- [What the task requires]: Copy the following listing word for word.

=======

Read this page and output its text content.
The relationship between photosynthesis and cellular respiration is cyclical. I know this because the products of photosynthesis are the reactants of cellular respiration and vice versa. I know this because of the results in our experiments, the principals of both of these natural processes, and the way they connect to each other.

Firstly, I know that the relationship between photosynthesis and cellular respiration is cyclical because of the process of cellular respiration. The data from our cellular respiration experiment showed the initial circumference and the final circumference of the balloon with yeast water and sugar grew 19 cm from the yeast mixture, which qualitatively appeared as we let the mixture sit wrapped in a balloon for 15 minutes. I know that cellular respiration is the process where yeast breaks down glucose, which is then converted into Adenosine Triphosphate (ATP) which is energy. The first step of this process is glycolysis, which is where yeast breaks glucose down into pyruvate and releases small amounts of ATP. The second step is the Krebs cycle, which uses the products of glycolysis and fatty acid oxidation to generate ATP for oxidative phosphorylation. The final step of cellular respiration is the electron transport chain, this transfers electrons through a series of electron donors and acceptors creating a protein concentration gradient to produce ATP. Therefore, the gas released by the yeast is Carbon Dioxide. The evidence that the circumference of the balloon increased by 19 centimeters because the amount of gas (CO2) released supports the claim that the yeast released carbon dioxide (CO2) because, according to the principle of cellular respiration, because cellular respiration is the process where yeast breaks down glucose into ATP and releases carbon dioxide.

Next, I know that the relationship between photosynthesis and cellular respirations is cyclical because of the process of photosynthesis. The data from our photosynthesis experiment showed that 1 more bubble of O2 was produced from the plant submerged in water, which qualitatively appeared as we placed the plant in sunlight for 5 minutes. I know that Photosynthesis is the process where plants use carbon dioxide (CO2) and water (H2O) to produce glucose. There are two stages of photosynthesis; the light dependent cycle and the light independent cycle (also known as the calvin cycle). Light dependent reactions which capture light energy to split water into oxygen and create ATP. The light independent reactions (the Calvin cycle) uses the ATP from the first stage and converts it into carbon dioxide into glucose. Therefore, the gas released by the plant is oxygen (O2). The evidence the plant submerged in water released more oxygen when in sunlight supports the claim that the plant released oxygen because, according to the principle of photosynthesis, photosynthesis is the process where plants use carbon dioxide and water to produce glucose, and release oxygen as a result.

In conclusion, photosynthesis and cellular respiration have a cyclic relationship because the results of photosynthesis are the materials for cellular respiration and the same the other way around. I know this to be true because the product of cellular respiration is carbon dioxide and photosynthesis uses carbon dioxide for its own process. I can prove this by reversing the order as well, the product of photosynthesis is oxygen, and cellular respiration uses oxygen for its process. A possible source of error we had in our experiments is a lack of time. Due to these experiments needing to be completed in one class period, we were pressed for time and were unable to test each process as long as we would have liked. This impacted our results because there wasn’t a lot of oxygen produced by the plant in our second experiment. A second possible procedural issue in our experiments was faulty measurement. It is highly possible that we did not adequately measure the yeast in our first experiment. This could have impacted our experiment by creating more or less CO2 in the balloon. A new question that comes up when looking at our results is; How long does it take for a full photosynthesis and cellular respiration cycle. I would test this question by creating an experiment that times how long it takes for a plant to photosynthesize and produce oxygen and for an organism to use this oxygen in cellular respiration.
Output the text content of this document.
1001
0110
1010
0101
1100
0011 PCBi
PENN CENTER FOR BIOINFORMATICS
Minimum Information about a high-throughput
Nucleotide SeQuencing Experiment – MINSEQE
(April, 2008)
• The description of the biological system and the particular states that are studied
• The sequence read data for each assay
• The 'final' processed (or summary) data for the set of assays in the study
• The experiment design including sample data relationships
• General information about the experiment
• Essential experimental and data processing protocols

=======

- [Exercise response]:
Read this page and output its text content.
The relationship between photosynthesis and cellular respiration is cyclical. I know this because the products of photosynthesis are the reactants of cellular respiration and vice versa. I know this because of the results in our experiments, the principals of both of these natural processes, and the way they connect to each other.

Firstly, I know that the relationship between photosynthesis and cellular respiration is cyclical because of the process of cellular respiration. The data from our cellular respiration experiment showed the initial circumference and the final circumference of the balloon with yeast water and sugar grew 19 cm from the yeast mixture, which qualitatively appeared as we let the mixture sit wrapped in a balloon for 15 minutes. I know that cellular respiration is the process where yeast breaks down glucose, which is then converted into Adenosine Triphosphate (ATP) which is energy. The first step of this process is glycolysis, which is where yeast breaks glucose down into pyruvate and releases small amounts of ATP. The second step is the Krebs cycle, which uses the products of glycolysis and fatty acid oxidation to generate ATP for oxidative phosphorylation. The final step of cellular respiration is the electron transport chain, this transfers electrons through a series of electron donors and acceptors creating a protein concentration gradient to produce ATP. Therefore, the gas released by the yeast is Carbon Dioxide. The evidence that the circumference of the balloon increased by 19 centimeters because the amount of gas (CO2) released supports the claim that the yeast released carbon dioxide (CO2) because, according to the principle of cellular respiration, because cellular respiration is the process where yeast breaks down glucose into ATP and releases carbon dioxide.

Next, I know that the relationship between photosynthesis and cellular respirations is cyclical because of the process of photosynthesis. The data from our photosynthesis experiment showed that 1 more bubble of O2 was produced from the plant submerged in water, which qualitatively appeared as we placed the plant in sunlight for 5 minutes. I know that Photosynthesis is the process where plants use carbon dioxide (CO2) and water (H2O) to produce glucose. There are two stages of photosynthesis; the light dependent cycle and the light independent cycle (also known as the calvin cycle). Light dependent reactions which capture light energy to split water into oxygen and create ATP. The light independent reactions (the Calvin cycle) uses the ATP from the first stage and converts it into carbon dioxide into glucose. Therefore, the gas released by the plant is oxygen (O2). The evidence the plant submerged in water released more oxygen when in sunlight supports the claim that the plant released oxygen because, according to the principle of photosynthesis, photosynthesis is the process where plants use carbon dioxide and water to produce glucose, and release oxygen as a result.

In conclusion, photosynthesis and cellular respiration have a cyclic relationship because the results of photosynthesis are the materials for cellular respiration and the same the other way around. I know this to be true because the product of cellular respiration is carbon dioxide and photosynthesis uses carbon dioxide for its own process. I can prove this by reversing the order as well, the product of photosynthesis is oxygen, and cellular respiration uses oxygen for its process. A possible source of error we had in our experiments is a lack of time. Due to these experiments needing to be completed in one class period, we were pressed for time and were unable to test each process as long as we would have liked. This impacted our results because there wasn’t a lot of oxygen produced by the plant in our second experiment. A second possible procedural issue in our experiments was faulty measurement. It is highly possible that we did not adequately measure the yeast in our first experiment. This could have impacted our experiment by creating more or less CO2 in the balloon. A new question that comes up when looking at our results is; How long does it take for a full photosynthesis and cellular respiration cycle. I would test this question by creating an experiment that times how long it takes for a plant to photosynthesize and produce oxygen and for an organism to use this oxygen in cellular respiration.
Output the text content of this document.
1001
0110
1010
0101
1100
0011 PCBi
PENN CENTER FOR BIOINFORMATICS
Minimum Information about a high-throughput
Nucleotide SeQuencing Experiment – MINSEQE
(April, 2008)
• The description of the biological system and the particular states that are studied
• The sequence read data for each assay
• The 'final' processed (or summary) data for the set of assays in the study
• The experiment design including sample data relationships
• General information about the experiment
• Essential experimental and data processing protocols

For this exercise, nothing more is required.